Your objective: Locate every line below that contains the word "Lesson" and copy it.

— Begin —

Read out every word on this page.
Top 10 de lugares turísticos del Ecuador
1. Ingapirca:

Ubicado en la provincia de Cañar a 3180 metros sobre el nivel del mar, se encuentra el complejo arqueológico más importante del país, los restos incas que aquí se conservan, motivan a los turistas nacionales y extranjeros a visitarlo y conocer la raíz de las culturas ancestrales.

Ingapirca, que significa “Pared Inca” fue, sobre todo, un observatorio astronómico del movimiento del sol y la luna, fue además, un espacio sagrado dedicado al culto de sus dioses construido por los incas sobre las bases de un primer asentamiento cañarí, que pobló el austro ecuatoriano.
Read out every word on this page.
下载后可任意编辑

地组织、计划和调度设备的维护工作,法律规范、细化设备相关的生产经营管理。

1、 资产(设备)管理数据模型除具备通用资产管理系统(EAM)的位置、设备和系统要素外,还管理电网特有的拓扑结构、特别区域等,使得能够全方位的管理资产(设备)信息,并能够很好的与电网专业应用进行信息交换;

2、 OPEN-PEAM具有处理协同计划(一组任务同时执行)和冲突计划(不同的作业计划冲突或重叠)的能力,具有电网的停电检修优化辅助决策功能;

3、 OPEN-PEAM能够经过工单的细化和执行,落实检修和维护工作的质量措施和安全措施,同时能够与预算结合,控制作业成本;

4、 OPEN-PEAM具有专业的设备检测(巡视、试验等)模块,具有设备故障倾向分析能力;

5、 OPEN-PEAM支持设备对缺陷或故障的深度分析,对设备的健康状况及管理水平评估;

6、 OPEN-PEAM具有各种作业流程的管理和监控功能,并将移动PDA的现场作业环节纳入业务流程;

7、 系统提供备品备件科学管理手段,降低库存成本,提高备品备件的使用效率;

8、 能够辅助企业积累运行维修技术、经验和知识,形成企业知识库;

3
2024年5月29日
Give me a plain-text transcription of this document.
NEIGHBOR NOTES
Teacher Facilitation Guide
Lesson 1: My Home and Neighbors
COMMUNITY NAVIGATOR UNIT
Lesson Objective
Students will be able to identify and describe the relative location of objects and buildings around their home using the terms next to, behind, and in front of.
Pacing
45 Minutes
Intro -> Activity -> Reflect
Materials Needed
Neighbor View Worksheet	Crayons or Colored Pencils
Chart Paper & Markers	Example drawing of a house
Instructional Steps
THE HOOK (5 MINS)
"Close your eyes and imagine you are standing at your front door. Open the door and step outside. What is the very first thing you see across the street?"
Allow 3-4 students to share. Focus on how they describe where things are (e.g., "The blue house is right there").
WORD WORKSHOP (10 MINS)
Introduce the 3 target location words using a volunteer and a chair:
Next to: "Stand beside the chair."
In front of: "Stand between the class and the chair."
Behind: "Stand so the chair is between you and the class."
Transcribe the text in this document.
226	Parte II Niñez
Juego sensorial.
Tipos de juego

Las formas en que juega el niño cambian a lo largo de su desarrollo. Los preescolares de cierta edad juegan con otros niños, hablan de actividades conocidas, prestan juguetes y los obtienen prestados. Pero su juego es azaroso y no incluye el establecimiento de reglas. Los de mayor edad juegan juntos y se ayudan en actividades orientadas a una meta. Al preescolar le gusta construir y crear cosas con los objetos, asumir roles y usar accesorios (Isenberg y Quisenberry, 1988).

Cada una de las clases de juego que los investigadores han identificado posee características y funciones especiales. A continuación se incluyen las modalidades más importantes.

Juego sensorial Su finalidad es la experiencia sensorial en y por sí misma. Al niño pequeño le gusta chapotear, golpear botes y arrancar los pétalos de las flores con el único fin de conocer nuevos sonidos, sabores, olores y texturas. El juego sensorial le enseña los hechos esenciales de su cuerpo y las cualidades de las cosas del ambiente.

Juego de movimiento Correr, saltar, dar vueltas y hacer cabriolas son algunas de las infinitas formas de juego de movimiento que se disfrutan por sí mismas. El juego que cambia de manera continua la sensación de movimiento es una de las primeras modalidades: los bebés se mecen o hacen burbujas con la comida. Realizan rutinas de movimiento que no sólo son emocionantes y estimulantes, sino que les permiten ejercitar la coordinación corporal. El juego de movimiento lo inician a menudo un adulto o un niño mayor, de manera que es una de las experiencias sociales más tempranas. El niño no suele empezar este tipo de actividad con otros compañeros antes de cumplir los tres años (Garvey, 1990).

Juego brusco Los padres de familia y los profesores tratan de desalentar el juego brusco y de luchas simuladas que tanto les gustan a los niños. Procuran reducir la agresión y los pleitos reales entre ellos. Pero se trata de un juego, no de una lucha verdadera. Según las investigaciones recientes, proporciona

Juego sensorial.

— End —

Exercise solution:
Lesson 1: My Home and Neighbors
Lesson Objective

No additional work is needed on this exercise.